• _Instruction_:
Read through the data and report every line in which the word "name" occurs.
##### Data to use #####
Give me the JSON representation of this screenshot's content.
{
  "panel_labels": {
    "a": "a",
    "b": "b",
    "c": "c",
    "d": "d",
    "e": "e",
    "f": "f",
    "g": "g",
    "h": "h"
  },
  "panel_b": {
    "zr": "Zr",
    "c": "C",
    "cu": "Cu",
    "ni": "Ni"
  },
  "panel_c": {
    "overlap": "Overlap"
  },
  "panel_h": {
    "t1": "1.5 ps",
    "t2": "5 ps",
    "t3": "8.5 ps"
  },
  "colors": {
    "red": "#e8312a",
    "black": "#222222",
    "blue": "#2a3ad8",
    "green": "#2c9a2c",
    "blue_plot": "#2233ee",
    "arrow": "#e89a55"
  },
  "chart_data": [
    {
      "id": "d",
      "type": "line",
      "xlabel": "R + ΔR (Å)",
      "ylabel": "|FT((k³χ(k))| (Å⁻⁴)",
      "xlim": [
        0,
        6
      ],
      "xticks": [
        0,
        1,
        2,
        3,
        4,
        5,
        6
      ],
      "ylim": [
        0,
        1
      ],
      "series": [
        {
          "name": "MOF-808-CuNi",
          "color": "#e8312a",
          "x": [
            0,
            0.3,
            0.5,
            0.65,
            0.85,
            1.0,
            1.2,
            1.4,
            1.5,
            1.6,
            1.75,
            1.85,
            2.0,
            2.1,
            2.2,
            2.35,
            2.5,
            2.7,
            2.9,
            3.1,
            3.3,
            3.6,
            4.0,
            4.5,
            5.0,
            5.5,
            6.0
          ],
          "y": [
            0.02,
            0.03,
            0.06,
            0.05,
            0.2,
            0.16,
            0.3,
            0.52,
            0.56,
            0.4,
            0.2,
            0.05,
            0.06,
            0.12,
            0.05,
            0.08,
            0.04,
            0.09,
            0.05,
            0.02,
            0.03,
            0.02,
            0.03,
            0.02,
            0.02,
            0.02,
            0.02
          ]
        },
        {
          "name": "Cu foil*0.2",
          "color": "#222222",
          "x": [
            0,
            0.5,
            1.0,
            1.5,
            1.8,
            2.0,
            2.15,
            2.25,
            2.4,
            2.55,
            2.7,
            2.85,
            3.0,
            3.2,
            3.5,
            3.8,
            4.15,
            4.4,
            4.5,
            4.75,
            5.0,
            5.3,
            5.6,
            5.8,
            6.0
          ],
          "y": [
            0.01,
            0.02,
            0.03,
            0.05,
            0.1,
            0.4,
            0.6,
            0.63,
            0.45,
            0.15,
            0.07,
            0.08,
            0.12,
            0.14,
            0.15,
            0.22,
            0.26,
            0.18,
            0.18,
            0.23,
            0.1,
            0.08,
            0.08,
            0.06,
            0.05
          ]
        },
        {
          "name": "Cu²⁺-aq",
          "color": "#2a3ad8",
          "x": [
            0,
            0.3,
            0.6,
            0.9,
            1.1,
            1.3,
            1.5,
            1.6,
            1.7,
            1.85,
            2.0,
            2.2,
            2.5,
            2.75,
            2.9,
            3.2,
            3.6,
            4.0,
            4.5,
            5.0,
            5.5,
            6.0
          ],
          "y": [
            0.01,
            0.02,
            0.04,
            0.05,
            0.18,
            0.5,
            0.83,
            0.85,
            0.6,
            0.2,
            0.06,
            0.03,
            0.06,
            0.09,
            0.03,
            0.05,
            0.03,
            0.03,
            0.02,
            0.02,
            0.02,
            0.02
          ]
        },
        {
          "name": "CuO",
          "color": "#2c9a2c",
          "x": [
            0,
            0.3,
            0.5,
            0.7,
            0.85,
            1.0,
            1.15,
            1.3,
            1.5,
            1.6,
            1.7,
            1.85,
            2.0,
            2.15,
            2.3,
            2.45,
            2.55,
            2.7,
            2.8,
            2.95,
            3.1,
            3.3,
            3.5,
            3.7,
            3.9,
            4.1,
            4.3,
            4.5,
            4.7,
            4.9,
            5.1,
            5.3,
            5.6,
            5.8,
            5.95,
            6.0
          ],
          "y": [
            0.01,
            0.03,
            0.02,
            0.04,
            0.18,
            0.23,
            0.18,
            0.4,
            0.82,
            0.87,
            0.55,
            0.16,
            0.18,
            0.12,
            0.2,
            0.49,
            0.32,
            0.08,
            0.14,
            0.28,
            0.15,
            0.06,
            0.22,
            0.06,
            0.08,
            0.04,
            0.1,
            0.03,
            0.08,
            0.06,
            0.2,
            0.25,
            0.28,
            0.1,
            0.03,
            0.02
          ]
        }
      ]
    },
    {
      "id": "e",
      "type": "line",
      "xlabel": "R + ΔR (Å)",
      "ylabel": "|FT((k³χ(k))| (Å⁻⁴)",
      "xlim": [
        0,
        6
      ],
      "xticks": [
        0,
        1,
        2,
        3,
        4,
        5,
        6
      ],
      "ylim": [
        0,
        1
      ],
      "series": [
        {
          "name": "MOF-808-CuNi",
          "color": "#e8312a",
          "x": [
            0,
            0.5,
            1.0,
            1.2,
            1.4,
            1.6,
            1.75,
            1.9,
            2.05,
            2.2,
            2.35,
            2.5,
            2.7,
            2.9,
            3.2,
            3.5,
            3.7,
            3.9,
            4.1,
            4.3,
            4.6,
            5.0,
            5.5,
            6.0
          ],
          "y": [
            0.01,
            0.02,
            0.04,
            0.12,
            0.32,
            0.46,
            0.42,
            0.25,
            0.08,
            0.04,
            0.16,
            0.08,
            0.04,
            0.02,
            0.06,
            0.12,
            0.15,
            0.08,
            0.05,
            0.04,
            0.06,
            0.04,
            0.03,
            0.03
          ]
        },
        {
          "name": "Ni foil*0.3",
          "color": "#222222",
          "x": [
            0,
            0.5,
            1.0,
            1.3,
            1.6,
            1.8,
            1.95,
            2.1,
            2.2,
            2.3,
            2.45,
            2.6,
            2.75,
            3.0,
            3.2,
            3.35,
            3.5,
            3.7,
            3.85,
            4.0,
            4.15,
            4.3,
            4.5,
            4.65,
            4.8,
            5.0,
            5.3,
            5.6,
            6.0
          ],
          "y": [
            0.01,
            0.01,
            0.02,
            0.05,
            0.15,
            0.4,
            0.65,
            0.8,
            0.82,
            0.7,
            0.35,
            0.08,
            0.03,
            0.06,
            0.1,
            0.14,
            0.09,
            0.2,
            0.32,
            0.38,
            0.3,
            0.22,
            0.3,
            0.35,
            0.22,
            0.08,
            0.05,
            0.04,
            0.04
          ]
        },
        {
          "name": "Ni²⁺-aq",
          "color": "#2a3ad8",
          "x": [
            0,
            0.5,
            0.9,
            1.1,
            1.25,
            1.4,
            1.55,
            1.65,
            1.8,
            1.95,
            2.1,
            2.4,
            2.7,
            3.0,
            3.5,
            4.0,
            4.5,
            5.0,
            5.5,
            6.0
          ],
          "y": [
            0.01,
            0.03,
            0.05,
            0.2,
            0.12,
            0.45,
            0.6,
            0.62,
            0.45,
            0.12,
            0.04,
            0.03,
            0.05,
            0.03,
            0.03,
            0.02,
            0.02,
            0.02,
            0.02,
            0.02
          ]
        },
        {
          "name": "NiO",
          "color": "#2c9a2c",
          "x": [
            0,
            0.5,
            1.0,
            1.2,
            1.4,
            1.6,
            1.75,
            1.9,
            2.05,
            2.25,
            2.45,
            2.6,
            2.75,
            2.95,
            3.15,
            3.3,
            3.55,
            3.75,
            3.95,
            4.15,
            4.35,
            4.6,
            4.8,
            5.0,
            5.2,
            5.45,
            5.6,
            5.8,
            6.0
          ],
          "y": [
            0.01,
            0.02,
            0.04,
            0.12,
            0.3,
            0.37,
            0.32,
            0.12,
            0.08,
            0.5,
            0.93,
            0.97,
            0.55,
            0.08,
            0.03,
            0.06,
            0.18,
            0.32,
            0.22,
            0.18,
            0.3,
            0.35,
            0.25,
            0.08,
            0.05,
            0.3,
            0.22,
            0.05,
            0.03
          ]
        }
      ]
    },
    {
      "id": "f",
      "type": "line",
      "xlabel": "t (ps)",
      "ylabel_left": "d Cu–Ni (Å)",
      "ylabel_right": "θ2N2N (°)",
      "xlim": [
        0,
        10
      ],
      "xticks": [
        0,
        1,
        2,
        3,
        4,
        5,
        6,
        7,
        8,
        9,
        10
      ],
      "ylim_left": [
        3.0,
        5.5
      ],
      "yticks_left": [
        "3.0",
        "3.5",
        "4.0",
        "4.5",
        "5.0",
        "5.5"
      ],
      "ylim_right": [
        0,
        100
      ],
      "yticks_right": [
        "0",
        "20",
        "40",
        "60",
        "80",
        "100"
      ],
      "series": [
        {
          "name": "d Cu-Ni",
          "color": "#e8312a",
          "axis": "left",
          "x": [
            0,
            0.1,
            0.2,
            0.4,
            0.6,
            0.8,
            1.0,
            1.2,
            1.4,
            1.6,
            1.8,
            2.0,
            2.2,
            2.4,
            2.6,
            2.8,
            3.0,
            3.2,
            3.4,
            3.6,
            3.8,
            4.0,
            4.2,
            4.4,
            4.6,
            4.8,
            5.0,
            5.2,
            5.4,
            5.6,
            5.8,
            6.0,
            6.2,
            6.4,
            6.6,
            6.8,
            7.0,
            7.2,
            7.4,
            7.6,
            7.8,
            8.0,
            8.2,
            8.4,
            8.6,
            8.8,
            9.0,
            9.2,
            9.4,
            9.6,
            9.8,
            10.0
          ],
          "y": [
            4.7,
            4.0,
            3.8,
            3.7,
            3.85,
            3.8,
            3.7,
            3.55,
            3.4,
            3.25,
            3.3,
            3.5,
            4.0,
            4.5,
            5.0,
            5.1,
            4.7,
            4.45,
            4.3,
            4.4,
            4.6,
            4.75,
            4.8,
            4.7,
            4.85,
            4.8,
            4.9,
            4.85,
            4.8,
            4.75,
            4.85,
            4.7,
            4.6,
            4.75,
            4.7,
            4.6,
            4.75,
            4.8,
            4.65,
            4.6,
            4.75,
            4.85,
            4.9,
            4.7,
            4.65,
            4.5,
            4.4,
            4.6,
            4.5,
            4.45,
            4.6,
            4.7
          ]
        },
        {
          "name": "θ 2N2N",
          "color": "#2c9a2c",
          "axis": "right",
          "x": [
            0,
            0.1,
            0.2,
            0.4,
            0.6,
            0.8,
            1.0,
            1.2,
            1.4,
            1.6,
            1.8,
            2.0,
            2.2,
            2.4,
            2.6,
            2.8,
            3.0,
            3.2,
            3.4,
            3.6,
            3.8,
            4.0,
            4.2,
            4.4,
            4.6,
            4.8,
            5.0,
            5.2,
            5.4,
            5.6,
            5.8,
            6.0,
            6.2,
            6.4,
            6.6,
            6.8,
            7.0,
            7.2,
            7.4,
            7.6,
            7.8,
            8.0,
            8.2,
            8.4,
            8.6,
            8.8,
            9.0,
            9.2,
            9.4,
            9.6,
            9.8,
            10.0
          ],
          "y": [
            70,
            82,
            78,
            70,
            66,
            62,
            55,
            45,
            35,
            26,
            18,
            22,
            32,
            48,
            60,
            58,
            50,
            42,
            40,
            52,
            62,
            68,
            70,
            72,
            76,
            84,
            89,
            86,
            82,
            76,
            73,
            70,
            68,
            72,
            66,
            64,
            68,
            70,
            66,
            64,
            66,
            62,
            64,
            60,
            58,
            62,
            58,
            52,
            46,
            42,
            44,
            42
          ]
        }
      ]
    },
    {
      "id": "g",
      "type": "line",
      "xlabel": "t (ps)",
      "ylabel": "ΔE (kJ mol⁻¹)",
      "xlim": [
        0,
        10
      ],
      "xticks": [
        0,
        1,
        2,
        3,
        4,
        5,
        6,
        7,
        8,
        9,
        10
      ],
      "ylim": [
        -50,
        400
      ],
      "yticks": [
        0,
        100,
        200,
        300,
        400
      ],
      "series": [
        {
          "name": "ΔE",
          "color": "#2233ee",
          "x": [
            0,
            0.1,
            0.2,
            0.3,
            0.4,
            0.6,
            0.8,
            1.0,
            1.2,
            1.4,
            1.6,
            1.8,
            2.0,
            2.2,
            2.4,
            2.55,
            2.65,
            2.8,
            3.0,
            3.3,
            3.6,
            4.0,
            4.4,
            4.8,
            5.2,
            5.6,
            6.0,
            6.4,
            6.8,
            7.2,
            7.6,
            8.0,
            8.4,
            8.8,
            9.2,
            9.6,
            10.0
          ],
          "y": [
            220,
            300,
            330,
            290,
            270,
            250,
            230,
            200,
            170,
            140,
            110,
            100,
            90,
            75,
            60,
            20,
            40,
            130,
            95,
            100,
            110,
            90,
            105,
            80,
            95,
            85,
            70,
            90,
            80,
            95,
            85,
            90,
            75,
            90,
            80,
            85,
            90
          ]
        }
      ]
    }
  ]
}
#####
• _Response_:
          "name": "MOF-808-CuNi",
          "name": "Cu foil*0.2",
          "name": "Cu²⁺-aq",
          "name": "CuO",
          "name": "MOF-808-CuNi",
          "name": "Ni foil*0.3",
          "name": "Ni²⁺-aq",
          "name": "NiO",
          "name": "d Cu-Ni",
          "name": "θ 2N2N",
          "name": "ΔE",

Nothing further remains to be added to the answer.